■ **Do this**:
Extract every line below that contains the word "Cagar".

■ **Records for processing**:
"""

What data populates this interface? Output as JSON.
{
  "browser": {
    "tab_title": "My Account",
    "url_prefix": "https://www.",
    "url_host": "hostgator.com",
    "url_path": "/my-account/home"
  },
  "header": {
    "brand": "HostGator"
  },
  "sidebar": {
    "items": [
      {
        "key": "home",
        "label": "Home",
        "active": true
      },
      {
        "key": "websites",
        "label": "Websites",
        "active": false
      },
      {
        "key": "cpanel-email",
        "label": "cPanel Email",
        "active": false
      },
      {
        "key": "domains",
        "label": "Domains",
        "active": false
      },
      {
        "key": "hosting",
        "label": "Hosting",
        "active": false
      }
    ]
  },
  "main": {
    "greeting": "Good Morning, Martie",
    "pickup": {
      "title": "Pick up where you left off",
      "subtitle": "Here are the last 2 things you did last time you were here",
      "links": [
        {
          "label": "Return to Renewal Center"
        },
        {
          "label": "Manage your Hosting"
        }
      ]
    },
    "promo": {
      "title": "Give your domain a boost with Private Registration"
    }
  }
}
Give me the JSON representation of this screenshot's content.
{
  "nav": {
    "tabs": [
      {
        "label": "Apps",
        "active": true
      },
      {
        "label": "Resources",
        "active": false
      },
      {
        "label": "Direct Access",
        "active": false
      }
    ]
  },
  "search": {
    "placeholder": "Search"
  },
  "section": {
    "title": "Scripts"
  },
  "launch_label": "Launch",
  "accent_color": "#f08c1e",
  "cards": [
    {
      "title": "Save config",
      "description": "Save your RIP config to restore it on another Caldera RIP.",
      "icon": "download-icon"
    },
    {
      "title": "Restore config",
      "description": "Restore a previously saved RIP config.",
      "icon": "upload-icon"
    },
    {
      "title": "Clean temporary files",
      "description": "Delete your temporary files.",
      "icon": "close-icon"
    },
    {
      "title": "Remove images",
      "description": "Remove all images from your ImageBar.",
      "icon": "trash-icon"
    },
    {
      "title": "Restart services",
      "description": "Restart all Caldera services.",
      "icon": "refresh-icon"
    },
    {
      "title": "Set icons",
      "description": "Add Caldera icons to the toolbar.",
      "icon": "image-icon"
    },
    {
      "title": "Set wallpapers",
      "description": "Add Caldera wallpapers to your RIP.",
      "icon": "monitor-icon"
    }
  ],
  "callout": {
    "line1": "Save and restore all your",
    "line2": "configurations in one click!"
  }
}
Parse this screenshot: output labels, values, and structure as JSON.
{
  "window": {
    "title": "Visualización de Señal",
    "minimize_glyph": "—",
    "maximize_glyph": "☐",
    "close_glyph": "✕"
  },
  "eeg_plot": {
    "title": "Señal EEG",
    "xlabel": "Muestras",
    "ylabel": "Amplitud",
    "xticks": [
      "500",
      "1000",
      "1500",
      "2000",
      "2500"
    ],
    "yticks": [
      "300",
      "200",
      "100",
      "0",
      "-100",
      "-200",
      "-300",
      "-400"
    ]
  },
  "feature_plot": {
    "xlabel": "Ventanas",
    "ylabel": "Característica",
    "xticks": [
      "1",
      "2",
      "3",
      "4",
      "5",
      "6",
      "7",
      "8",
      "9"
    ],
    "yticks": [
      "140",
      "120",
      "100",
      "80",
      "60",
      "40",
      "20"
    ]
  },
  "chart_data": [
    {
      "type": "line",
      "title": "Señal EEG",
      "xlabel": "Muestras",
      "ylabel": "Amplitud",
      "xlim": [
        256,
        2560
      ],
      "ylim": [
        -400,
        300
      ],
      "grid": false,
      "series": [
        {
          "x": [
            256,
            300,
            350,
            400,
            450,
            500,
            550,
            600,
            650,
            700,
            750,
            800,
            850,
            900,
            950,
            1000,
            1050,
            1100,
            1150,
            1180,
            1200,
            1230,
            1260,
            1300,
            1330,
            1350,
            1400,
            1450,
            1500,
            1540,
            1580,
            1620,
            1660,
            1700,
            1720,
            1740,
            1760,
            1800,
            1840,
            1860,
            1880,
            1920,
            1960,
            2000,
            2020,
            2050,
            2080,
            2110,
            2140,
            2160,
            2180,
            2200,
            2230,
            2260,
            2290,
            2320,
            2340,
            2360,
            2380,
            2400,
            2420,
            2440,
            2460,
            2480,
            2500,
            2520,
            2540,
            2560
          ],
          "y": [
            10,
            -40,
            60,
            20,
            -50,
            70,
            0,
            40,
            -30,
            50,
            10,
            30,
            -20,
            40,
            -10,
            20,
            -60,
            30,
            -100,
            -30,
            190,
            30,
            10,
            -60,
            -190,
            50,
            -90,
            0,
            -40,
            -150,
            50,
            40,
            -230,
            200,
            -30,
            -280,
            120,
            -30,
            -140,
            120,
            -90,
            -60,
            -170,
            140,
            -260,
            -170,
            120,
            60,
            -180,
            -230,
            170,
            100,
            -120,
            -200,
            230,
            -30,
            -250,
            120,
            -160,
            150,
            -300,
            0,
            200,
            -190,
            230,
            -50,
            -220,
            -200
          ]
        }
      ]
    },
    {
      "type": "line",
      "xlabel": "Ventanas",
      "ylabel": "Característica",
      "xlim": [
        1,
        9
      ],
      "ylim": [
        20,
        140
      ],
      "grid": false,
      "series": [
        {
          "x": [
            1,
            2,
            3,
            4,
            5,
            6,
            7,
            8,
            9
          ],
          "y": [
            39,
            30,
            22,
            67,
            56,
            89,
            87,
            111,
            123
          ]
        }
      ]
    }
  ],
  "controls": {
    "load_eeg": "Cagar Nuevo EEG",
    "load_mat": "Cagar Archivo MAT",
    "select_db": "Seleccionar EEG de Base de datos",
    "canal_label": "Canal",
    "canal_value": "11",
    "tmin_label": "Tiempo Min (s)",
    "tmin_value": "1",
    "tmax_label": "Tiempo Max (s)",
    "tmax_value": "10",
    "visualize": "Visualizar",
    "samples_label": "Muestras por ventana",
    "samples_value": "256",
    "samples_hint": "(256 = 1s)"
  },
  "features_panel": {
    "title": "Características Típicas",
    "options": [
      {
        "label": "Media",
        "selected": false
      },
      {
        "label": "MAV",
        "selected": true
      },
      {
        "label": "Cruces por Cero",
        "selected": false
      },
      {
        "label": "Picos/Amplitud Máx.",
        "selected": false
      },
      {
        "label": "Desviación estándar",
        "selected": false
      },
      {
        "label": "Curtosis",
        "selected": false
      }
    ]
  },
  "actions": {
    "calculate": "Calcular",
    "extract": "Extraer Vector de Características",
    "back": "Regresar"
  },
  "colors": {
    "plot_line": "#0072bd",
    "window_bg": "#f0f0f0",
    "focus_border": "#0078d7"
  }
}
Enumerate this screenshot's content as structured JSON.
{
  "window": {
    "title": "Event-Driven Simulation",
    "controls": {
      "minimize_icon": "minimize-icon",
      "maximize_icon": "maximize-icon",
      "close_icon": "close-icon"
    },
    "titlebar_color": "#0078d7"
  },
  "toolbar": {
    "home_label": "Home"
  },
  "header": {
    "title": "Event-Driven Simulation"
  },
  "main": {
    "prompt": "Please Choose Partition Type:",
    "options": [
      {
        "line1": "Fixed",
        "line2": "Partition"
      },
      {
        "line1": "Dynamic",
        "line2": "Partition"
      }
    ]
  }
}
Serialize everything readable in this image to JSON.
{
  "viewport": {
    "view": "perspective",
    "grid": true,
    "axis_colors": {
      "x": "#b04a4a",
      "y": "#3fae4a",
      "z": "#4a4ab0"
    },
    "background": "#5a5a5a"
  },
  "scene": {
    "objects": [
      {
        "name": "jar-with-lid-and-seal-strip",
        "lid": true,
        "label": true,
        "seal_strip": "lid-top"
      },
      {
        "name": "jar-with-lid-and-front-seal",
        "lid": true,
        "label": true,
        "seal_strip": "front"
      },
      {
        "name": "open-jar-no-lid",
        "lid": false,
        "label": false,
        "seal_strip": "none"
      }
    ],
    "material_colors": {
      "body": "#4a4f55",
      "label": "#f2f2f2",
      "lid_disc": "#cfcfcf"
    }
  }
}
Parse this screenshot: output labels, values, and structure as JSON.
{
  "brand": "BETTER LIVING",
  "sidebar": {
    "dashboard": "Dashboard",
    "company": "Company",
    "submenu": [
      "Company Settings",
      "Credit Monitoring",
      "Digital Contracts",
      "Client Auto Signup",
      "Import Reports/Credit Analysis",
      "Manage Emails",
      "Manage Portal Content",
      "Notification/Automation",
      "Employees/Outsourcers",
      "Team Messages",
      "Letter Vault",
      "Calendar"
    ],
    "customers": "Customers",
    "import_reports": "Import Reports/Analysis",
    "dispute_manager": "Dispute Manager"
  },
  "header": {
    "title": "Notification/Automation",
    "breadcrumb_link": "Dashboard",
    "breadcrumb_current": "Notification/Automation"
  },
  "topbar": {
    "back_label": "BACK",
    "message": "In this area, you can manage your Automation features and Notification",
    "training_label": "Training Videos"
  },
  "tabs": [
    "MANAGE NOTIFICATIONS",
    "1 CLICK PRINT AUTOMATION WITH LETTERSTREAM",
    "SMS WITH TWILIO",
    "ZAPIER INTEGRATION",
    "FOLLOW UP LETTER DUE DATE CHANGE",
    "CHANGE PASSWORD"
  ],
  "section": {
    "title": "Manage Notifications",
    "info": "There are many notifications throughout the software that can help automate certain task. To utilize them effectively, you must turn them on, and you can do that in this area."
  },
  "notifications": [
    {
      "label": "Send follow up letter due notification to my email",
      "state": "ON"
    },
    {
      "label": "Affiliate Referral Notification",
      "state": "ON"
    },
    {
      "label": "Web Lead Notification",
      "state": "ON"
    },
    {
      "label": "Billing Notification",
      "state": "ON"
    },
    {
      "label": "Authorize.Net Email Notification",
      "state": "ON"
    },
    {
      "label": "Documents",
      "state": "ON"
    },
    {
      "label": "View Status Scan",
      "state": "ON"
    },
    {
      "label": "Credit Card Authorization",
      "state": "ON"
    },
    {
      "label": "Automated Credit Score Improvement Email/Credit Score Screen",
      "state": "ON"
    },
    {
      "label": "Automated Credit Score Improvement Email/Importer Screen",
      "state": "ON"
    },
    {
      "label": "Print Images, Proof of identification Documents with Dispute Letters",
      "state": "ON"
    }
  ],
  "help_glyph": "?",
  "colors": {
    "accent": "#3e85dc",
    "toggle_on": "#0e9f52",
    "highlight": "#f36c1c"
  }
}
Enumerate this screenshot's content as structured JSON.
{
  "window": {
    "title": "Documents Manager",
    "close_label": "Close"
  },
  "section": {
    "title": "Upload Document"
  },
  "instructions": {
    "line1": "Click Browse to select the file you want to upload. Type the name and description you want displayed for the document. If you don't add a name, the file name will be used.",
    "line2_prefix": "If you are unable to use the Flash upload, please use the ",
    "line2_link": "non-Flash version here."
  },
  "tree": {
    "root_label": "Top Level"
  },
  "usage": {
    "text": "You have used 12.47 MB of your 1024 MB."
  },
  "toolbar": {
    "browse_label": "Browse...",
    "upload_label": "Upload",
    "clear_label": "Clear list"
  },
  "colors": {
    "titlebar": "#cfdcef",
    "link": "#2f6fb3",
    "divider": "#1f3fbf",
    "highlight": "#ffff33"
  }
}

"""

■ **Final result**:
    "load_eeg": "Cagar Nuevo EEG",
    "load_mat": "Cagar Archivo MAT",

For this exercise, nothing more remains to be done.